Dataset records:
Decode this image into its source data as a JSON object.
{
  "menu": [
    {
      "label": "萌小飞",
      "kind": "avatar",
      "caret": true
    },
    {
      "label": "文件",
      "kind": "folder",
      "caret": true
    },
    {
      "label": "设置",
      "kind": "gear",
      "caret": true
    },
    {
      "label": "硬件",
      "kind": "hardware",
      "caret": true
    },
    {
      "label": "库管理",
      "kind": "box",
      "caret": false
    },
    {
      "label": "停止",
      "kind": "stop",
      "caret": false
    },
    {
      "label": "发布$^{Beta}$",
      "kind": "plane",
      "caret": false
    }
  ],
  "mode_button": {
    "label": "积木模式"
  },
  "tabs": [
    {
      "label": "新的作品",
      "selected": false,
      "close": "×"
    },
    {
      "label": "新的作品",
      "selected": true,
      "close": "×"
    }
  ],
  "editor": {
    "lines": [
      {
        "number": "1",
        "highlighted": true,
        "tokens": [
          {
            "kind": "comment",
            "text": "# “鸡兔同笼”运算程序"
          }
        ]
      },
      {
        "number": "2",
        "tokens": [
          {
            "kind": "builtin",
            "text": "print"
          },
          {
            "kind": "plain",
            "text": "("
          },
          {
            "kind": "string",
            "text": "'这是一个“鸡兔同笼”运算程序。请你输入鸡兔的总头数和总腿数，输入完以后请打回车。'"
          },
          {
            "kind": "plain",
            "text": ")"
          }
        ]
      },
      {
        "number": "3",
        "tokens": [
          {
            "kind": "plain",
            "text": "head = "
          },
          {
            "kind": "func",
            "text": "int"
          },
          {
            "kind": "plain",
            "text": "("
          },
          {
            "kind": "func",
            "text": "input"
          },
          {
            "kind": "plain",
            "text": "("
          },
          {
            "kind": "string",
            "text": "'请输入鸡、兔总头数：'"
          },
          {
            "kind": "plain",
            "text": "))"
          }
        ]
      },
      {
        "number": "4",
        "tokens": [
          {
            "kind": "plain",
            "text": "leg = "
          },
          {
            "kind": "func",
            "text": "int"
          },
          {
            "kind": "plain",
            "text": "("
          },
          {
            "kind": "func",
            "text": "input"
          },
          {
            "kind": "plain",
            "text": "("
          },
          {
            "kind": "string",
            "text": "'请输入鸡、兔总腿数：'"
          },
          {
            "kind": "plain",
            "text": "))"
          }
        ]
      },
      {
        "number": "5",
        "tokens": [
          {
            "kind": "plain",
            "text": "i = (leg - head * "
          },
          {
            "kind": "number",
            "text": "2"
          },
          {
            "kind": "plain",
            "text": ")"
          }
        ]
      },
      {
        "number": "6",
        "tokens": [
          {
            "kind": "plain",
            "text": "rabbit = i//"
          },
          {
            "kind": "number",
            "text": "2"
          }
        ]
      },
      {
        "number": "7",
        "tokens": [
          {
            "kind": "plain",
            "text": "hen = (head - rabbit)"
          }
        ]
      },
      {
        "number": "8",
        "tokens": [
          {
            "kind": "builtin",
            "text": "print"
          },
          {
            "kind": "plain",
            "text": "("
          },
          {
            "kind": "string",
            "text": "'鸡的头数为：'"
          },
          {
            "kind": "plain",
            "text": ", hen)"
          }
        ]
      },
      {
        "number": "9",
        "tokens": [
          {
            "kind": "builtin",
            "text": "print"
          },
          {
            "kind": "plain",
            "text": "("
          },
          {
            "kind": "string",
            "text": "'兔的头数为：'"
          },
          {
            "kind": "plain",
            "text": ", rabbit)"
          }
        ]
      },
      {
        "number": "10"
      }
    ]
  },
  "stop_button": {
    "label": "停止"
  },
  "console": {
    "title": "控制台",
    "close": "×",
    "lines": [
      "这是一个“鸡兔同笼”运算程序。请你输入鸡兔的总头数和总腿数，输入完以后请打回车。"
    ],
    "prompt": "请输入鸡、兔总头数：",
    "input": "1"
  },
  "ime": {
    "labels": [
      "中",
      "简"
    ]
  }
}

Requirement |
Take the entries and copy them out exactly.

Exercise output |
Decode this image into its source data as a JSON object.
{
  "menu": [
    {
      "label": "萌小飞",
      "kind": "avatar",
      "caret": true
    },
    {
      "label": "文件",
      "kind": "folder",
      "caret": true
    },
    {
      "label": "设置",
      "kind": "gear",
      "caret": true
    },
    {
      "label": "硬件",
      "kind": "hardware",
      "caret": true
    },
    {
      "label": "库管理",
      "kind": "box",
      "caret": false
    },
    {
      "label": "停止",
      "kind": "stop",
      "caret": false
    },
    {
      "label": "发布$^{Beta}$",
      "kind": "plane",
      "caret": false
    }
  ],
  "mode_button": {
    "label": "积木模式"
  },
  "tabs": [
    {
      "label": "新的作品",
      "selected": false,
      "close": "×"
    },
    {
      "label": "新的作品",
      "selected": true,
      "close": "×"
    }
  ],
  "editor": {
    "lines": [
      {
        "number": "1",
        "highlighted": true,
        "tokens": [
          {
            "kind": "comment",
            "text": "# “鸡兔同笼”运算程序"
          }
        ]
      },
      {
        "number": "2",
        "tokens": [
          {
            "kind": "builtin",
            "text": "print"
          },
          {
            "kind": "plain",
            "text": "("
          },
          {
            "kind": "string",
            "text": "'这是一个“鸡兔同笼”运算程序。请你输入鸡兔的总头数和总腿数，输入完以后请打回车。'"
          },
          {
            "kind": "plain",
            "text": ")"
          }
        ]
      },
      {
        "number": "3",
        "tokens": [
          {
            "kind": "plain",
            "text": "head = "
          },
          {
            "kind": "func",
            "text": "int"
          },
          {
            "kind": "plain",
            "text": "("
          },
          {
            "kind": "func",
            "text": "input"
          },
          {
            "kind": "plain",
            "text": "("
          },
          {
            "kind": "string",
            "text": "'请输入鸡、兔总头数：'"
          },
          {
            "kind": "plain",
            "text": "))"
          }
        ]
      },
      {
        "number": "4",
        "tokens": [
          {
            "kind": "plain",
            "text": "leg = "
          },
          {
            "kind": "func",
            "text": "int"
          },
          {
            "kind": "plain",
            "text": "("
          },
          {
            "kind": "func",
            "text": "input"
          },
          {
            "kind": "plain",
            "text": "("
          },
          {
            "kind": "string",
            "text": "'请输入鸡、兔总腿数：'"
          },
          {
            "kind": "plain",
            "text": "))"
          }
        ]
      },
      {
        "number": "5",
        "tokens": [
          {
            "kind": "plain",
            "text": "i = (leg - head * "
          },
          {
            "kind": "number",
            "text": "2"
          },
          {
            "kind": "plain",
            "text": ")"
          }
        ]
      },
      {
        "number": "6",
        "tokens": [
          {
            "kind": "plain",
            "text": "rabbit = i//"
          },
          {
            "kind": "number",
            "text": "2"
          }
        ]
      },
      {
        "number": "7",
        "tokens": [
          {
            "kind": "plain",
            "text": "hen = (head - rabbit)"
          }
        ]
      },
      {
        "number": "8",
        "tokens": [
          {
            "kind": "builtin",
            "text": "print"
          },
          {
            "kind": "plain",
            "text": "("
          },
          {
            "kind": "string",
            "text": "'鸡的头数为：'"
          },
          {
            "kind": "plain",
            "text": ", hen)"
          }
        ]
      },
      {
        "number": "9",
        "tokens": [
          {
            "kind": "builtin",
            "text": "print"
          },
          {
            "kind": "plain",
            "text": "("
          },
          {
            "kind": "string",
            "text": "'兔的头数为：'"
          },
          {
            "kind": "plain",
            "text": ", rabbit)"
          }
        ]
      },
      {
        "number": "10"
      }
    ]
  },
  "stop_button": {
    "label": "停止"
  },
  "console": {
    "title": "控制台",
    "close": "×",
    "lines": [
      "这是一个“鸡兔同笼”运算程序。请你输入鸡兔的总头数和总腿数，输入完以后请打回车。"
    ],
    "prompt": "请输入鸡、兔总头数：",
    "input": "1"
  },
  "ime": {
    "labels": [
      "中",
      "简"
    ]
  }
}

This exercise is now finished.